TASK STATEMENT ::
Report the number of lines in the entries below that include the word "Future", and nothing else.

DATASET ROWS ::
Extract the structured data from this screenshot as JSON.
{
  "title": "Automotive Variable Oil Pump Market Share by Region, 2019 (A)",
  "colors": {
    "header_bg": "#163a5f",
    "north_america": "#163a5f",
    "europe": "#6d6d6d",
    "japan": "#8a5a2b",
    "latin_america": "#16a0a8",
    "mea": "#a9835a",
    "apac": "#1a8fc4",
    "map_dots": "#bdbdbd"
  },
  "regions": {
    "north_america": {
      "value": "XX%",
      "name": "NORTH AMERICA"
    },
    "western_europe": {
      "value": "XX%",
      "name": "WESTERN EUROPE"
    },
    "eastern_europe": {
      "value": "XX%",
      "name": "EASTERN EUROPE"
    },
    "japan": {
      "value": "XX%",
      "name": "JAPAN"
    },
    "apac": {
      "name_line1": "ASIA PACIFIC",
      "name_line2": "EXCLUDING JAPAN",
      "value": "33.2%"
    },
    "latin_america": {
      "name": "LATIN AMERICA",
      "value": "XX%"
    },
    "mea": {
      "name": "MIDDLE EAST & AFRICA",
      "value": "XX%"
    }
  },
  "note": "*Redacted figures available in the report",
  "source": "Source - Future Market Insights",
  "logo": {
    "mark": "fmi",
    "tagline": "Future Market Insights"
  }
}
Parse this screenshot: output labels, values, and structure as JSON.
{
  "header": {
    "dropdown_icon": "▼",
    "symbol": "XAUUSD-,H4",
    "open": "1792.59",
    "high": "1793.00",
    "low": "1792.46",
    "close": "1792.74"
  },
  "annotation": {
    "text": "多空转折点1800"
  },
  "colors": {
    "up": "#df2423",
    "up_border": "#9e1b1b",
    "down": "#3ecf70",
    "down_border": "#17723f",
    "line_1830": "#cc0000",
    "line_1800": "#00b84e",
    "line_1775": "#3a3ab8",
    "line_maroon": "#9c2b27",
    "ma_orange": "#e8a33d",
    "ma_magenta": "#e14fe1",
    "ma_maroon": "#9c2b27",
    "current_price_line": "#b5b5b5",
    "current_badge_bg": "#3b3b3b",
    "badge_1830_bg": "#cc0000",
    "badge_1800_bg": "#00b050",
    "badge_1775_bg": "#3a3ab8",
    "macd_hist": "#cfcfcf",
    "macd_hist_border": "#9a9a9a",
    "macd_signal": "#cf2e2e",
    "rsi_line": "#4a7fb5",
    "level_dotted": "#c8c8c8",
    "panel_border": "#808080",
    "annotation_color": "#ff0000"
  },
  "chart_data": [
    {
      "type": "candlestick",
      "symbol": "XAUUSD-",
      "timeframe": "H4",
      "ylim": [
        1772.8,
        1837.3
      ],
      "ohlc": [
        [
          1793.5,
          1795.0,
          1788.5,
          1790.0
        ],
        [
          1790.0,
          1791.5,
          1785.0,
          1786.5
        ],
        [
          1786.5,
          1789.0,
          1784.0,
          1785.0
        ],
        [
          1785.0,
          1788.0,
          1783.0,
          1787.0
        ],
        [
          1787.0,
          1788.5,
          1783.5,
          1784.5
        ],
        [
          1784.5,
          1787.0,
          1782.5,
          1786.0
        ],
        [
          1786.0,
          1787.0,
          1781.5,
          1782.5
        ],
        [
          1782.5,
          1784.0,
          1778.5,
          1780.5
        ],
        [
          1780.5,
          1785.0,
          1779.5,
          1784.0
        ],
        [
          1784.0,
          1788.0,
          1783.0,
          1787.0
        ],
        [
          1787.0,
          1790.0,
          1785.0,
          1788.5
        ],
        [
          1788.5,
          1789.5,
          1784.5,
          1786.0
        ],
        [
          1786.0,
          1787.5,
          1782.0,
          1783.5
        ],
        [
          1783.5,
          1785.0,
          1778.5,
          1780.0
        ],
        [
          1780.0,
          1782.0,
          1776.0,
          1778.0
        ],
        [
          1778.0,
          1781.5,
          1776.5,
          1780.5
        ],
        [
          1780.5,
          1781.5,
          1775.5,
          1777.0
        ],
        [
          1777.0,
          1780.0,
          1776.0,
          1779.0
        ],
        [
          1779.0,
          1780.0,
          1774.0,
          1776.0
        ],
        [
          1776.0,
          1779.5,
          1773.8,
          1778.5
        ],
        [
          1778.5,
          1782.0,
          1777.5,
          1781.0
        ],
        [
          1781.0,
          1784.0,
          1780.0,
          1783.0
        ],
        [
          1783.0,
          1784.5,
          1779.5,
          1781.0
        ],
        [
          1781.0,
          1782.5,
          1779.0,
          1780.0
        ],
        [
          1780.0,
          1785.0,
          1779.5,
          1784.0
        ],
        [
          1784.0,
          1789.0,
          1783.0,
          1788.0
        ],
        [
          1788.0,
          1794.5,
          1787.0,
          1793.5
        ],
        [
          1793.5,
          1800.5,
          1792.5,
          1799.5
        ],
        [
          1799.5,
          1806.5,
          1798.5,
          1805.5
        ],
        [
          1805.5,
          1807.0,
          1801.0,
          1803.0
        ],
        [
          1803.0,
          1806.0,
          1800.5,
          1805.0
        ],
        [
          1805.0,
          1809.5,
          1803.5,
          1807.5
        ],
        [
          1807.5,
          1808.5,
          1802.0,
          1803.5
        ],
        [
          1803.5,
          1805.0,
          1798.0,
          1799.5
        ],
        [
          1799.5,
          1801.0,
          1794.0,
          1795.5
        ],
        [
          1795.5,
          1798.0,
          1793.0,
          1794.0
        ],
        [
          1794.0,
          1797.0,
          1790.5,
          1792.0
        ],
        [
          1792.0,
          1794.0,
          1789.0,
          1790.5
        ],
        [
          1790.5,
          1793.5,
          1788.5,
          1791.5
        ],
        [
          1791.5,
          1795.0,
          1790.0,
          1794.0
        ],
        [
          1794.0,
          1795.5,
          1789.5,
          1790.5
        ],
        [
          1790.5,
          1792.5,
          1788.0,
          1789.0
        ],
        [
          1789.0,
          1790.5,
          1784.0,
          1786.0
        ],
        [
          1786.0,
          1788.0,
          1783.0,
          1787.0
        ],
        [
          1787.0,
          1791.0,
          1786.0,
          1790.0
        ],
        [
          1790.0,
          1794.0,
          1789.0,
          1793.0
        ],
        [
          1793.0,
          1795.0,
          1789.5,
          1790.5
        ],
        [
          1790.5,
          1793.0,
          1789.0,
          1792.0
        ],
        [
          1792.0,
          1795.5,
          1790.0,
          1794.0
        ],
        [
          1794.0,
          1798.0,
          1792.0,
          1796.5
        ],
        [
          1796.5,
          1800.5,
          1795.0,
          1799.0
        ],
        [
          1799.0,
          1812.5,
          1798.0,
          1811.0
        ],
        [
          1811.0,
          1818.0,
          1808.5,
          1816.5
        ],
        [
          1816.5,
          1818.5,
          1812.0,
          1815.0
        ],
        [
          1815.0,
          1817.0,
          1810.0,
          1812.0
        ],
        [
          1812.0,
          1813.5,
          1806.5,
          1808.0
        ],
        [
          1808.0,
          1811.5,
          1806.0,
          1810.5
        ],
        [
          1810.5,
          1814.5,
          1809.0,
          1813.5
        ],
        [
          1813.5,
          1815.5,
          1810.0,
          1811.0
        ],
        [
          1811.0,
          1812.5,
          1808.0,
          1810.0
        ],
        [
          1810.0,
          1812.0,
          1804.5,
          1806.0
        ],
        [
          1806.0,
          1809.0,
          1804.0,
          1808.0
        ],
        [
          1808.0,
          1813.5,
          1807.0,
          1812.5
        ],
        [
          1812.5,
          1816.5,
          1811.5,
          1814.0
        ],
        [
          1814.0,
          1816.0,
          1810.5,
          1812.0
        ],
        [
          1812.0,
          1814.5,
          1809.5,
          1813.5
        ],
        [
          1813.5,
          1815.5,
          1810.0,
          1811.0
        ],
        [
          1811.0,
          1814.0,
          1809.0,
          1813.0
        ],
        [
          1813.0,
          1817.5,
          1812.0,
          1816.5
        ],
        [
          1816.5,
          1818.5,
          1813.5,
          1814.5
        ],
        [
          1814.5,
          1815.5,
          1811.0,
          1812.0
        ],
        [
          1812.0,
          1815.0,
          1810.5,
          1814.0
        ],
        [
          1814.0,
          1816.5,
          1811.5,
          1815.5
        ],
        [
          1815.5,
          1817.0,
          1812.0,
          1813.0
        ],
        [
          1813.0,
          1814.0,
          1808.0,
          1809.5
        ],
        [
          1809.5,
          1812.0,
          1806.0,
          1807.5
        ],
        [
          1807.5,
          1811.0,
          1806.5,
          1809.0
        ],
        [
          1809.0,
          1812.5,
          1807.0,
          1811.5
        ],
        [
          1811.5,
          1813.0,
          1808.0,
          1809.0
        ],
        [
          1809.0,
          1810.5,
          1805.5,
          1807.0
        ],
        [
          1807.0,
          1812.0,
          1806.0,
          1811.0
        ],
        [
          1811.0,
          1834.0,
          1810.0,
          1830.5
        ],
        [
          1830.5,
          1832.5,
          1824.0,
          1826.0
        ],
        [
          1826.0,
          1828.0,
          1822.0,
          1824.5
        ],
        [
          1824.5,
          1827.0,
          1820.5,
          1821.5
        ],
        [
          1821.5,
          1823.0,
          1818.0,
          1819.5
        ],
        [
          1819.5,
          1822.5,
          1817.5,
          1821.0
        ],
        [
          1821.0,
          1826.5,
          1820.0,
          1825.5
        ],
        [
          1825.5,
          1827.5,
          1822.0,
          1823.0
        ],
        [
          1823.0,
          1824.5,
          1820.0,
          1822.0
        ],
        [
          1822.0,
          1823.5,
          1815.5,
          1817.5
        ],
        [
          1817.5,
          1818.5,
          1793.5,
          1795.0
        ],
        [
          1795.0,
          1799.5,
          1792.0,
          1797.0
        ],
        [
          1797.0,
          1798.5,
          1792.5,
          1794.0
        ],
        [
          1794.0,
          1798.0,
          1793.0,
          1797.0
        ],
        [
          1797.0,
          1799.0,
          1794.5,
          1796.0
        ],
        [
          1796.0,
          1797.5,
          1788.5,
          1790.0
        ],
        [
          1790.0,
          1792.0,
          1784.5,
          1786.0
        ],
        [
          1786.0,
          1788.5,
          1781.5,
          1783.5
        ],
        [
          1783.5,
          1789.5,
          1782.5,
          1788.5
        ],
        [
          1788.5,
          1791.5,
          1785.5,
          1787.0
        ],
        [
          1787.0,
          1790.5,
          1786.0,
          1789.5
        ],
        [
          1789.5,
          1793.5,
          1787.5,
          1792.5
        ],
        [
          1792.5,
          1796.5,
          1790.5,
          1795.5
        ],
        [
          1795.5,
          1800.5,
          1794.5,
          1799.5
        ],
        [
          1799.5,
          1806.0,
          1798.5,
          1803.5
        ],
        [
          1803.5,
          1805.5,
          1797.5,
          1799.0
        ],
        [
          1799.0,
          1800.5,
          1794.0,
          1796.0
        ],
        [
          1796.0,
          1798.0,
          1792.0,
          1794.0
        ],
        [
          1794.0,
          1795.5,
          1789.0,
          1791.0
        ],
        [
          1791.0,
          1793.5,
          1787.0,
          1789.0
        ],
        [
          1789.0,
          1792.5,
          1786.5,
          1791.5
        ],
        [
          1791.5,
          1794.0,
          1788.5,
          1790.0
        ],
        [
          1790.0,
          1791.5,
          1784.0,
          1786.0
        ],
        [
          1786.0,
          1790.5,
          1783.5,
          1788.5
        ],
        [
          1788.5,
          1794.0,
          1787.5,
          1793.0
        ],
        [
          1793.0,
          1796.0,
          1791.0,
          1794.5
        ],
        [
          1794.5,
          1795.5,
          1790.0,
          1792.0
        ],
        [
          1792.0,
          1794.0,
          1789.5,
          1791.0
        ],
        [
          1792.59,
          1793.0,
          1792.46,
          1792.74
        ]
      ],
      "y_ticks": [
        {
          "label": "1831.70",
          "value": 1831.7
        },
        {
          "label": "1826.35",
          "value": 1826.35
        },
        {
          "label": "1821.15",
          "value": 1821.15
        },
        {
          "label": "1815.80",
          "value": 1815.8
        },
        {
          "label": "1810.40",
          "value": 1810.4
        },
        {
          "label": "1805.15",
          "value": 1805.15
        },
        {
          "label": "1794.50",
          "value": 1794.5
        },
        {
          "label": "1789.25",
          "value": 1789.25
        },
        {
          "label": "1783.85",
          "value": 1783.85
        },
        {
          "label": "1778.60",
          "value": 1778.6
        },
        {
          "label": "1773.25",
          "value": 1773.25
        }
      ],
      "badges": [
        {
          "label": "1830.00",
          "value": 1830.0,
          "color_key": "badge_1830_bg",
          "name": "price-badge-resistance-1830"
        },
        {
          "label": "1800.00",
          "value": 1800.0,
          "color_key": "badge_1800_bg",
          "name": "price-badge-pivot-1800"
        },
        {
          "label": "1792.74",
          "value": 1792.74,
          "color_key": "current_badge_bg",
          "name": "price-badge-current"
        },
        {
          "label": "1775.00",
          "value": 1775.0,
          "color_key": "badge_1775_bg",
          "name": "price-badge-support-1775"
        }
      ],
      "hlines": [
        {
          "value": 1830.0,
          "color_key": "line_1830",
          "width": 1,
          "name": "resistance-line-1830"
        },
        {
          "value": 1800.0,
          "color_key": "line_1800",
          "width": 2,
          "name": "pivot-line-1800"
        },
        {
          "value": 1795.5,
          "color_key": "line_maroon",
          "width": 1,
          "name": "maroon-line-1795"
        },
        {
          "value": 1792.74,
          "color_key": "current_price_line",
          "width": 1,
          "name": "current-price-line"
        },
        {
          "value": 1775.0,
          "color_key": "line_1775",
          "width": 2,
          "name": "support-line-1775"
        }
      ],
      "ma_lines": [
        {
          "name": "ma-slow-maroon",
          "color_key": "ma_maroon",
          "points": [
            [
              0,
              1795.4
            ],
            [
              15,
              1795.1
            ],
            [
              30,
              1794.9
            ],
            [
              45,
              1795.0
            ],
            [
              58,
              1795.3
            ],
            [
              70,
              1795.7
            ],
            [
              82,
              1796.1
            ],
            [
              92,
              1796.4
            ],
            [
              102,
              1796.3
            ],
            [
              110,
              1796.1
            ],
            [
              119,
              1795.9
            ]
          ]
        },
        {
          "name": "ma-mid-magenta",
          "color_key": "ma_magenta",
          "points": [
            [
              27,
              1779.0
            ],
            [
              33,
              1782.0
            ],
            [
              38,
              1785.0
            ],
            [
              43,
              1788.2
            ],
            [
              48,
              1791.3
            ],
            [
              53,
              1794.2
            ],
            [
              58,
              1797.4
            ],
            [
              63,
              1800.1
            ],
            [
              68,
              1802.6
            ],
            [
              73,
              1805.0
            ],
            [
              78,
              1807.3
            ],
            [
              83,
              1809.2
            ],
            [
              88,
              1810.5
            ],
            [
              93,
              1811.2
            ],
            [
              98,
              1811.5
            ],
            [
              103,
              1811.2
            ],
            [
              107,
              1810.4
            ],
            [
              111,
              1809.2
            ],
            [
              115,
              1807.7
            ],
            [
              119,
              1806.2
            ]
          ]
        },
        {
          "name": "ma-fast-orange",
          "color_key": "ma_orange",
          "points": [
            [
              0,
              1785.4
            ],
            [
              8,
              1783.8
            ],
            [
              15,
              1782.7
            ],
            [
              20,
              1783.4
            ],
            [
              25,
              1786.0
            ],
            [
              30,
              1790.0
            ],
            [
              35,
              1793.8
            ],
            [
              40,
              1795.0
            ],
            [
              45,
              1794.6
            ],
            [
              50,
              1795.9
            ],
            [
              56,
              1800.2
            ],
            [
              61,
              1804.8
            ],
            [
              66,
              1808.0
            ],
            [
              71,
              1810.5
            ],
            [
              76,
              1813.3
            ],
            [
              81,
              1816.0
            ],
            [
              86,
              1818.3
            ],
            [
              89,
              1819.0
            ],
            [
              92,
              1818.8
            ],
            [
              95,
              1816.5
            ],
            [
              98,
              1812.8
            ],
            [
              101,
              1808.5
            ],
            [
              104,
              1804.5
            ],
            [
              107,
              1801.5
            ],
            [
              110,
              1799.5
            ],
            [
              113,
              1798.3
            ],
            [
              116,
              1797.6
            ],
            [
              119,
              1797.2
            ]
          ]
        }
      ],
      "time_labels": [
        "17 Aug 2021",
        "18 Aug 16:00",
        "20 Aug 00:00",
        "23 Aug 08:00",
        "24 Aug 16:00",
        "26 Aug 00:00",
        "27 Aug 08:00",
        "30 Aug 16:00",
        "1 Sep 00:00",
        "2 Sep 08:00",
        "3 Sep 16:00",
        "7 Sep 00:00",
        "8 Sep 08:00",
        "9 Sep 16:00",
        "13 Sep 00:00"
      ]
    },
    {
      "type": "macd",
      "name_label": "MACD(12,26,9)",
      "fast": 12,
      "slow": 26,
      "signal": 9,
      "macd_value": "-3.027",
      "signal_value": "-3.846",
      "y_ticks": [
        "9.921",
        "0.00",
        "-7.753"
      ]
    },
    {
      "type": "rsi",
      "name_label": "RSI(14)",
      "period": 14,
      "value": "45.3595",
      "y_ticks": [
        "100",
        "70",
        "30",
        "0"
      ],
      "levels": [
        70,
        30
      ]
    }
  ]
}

RESULT OF THE TASK ::
2